INSTRUCTIONS TO FOLLOW - From the data that follows, copy every line holding the string "Allah".

RECORDS SHOWN -
'''

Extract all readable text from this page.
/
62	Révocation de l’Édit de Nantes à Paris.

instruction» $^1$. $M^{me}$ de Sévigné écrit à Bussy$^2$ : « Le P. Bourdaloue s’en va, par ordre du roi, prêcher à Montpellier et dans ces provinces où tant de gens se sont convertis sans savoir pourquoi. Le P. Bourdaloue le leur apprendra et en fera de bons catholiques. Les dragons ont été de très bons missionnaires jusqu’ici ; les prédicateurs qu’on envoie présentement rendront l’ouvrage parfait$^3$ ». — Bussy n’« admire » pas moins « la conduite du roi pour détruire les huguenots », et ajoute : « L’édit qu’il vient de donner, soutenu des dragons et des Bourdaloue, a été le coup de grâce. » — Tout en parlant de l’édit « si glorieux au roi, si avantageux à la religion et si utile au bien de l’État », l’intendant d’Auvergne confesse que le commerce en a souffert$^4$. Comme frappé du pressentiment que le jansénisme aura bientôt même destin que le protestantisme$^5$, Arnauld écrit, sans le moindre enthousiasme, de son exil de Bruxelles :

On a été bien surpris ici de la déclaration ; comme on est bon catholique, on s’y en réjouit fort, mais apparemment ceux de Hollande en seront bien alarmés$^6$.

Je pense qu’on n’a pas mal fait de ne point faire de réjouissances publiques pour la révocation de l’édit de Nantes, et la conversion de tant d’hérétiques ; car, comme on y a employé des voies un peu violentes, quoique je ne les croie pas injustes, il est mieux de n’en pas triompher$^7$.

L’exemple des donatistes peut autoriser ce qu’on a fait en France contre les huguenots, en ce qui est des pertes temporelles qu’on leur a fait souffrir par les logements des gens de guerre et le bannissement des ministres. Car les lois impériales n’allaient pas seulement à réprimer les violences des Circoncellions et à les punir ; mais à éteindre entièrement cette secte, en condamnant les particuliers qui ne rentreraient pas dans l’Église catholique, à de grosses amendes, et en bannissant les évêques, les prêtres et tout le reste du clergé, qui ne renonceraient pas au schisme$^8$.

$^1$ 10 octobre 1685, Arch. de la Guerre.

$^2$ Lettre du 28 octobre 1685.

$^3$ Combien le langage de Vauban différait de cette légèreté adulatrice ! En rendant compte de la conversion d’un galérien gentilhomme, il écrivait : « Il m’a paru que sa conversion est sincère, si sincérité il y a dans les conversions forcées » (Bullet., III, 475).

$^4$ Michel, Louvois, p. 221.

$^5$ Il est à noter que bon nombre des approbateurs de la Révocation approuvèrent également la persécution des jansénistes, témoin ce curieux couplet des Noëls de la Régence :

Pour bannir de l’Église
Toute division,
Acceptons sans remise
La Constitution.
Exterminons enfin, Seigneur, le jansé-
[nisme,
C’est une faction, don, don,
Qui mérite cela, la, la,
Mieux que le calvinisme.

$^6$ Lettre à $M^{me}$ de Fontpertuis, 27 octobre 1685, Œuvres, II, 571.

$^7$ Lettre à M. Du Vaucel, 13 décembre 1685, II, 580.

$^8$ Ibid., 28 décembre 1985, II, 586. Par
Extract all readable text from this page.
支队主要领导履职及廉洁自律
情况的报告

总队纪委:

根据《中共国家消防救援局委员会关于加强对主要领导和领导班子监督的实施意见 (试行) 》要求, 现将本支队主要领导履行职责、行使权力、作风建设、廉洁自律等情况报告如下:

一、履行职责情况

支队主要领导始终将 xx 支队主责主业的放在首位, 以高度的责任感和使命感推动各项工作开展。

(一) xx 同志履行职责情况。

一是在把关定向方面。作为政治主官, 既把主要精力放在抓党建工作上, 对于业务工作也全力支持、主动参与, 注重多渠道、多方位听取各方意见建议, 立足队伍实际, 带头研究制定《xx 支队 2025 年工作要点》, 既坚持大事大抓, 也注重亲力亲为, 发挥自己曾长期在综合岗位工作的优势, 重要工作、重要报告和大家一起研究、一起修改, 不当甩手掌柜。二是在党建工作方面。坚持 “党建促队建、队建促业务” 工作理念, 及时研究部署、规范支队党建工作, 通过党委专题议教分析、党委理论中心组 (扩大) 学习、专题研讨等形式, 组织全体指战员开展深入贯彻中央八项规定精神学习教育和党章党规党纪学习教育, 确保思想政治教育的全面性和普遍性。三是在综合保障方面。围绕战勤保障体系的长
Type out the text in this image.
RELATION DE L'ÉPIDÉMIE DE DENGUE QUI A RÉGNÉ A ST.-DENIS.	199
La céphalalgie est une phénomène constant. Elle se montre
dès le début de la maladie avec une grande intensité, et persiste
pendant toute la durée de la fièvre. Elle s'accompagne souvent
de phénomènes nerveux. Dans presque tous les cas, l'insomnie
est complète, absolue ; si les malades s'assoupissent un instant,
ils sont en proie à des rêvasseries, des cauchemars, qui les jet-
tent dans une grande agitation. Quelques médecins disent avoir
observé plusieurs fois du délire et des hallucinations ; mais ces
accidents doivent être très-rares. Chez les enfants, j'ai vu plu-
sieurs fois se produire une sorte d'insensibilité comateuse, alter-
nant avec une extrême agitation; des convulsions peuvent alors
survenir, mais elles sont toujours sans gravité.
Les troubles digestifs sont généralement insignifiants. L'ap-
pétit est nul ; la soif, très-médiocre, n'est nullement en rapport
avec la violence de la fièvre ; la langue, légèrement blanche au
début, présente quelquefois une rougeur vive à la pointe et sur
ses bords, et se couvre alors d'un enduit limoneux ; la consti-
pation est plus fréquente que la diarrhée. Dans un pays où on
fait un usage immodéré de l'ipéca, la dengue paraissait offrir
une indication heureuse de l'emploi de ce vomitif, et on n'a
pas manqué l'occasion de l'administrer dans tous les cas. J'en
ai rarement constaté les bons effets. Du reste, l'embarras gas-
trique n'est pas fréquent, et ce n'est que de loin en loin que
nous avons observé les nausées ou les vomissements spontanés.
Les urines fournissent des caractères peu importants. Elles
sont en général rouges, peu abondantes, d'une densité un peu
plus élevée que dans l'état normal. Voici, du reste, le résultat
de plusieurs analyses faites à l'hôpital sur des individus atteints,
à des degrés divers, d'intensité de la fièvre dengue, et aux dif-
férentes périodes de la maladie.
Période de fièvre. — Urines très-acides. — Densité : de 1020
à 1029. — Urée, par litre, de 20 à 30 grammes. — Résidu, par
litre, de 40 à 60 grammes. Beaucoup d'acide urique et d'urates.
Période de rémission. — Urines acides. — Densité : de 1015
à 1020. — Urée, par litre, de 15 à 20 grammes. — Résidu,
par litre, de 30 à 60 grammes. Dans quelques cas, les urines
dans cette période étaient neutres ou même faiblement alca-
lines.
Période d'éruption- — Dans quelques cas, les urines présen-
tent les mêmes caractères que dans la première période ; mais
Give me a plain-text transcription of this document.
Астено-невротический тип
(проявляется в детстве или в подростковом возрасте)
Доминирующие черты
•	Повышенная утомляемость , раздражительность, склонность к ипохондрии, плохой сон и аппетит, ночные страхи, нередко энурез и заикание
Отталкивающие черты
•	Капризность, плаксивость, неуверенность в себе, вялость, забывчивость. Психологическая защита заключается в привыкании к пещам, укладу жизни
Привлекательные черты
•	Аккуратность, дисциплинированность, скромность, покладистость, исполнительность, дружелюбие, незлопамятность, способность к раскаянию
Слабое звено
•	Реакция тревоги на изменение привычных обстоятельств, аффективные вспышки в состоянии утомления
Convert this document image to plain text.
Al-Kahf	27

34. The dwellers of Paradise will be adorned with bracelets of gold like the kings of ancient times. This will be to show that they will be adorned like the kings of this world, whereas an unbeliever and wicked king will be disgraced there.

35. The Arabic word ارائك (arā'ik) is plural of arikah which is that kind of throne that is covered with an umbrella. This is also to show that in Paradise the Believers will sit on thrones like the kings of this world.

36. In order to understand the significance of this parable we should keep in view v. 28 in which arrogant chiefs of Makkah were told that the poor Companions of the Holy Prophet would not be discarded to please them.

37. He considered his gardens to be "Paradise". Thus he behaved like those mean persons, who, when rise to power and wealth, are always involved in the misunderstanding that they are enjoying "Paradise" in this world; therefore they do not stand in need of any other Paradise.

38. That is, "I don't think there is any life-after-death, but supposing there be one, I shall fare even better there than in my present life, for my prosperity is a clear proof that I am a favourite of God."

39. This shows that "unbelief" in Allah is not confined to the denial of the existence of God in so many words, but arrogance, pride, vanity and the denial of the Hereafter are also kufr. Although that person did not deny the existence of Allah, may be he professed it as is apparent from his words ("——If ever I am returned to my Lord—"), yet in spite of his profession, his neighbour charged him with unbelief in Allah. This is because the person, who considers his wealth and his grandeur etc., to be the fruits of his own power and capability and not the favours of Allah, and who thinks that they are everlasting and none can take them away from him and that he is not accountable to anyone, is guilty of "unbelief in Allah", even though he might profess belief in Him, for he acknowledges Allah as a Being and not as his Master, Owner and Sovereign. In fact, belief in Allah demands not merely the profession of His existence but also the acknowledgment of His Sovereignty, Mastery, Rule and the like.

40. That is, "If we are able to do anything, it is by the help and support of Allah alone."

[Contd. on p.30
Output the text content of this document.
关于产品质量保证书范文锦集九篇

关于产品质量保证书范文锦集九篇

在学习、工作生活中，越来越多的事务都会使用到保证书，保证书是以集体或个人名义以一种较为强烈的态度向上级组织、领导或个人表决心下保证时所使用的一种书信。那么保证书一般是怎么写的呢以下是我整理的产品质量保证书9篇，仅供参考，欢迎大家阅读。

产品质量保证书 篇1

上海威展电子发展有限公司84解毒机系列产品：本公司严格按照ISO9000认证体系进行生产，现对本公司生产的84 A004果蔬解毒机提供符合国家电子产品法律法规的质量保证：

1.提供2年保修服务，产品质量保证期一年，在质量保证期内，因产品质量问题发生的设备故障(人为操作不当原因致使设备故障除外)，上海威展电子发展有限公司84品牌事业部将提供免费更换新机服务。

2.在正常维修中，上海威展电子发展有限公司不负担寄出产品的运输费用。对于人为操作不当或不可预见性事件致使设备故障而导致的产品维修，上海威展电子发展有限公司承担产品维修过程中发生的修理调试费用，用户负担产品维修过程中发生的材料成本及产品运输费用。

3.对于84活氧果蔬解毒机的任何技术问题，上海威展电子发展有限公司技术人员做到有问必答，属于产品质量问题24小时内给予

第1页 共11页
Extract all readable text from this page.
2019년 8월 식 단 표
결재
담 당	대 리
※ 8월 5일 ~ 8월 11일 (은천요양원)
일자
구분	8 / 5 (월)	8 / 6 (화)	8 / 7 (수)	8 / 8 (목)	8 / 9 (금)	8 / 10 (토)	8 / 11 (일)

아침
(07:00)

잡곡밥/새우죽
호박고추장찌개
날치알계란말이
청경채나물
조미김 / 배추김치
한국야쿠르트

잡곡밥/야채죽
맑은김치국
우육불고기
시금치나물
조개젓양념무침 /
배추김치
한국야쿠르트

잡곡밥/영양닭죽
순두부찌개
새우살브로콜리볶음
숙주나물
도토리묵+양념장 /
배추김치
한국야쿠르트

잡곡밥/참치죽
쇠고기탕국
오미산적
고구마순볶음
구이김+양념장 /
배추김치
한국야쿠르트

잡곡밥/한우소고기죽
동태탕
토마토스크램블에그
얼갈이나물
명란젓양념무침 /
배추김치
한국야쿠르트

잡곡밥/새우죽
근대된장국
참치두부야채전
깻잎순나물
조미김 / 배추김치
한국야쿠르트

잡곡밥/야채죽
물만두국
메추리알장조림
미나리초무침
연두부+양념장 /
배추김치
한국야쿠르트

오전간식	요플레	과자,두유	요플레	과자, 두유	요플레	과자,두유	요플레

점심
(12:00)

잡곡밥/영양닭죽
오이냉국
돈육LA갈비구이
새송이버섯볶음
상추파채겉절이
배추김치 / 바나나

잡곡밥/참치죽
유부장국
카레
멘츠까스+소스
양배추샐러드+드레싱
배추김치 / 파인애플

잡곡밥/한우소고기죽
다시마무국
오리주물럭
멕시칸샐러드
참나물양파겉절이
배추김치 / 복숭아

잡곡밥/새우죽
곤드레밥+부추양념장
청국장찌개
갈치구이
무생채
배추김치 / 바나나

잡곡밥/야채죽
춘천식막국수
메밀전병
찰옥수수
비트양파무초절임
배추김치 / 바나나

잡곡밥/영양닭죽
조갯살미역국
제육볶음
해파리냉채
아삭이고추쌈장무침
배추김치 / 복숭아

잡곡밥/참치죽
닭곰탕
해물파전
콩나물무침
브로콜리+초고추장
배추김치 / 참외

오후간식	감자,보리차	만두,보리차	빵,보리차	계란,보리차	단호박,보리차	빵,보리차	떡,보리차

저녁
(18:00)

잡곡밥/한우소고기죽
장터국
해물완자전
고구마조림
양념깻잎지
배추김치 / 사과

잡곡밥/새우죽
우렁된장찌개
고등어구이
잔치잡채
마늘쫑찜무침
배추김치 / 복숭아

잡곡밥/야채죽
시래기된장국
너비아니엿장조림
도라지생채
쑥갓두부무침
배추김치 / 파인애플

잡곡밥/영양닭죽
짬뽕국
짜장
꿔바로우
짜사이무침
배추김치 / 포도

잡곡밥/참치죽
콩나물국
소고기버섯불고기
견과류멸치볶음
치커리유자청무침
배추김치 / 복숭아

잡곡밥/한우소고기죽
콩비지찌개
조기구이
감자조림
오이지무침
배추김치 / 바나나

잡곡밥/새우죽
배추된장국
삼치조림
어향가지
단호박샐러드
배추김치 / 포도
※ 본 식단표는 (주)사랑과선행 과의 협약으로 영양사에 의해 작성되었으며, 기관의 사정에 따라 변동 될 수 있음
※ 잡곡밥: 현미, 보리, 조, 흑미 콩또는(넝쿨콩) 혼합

'''

OUTPUT OF THE EXERCISE -
39. This shows that "unbelief" in Allah is not confined to the denial of the existence of God in so many words, but arrogance, pride, vanity and the denial of the Hereafter are also kufr. Although that person did not deny the existence of Allah, may be he professed it as is apparent from his words ("——If ever I am returned to my Lord—"), yet in spite of his profession, his neighbour charged him with unbelief in Allah. This is because the person, who considers his wealth and his grandeur etc., to be the fruits of his own power and capability and not the favours of Allah, and who thinks that they are everlasting and none can take them away from him and that he is not accountable to anyone, is guilty of "unbelief in Allah", even though he might profess belief in Him, for he acknowledges Allah as a Being and not as his Master, Owner and Sovereign. In fact, belief in Allah demands not merely the profession of His existence but also the acknowledgment of His Sovereignty, Mastery, Rule and the like.
40. That is, "If we are able to do anything, it is by the help and support of Allah alone."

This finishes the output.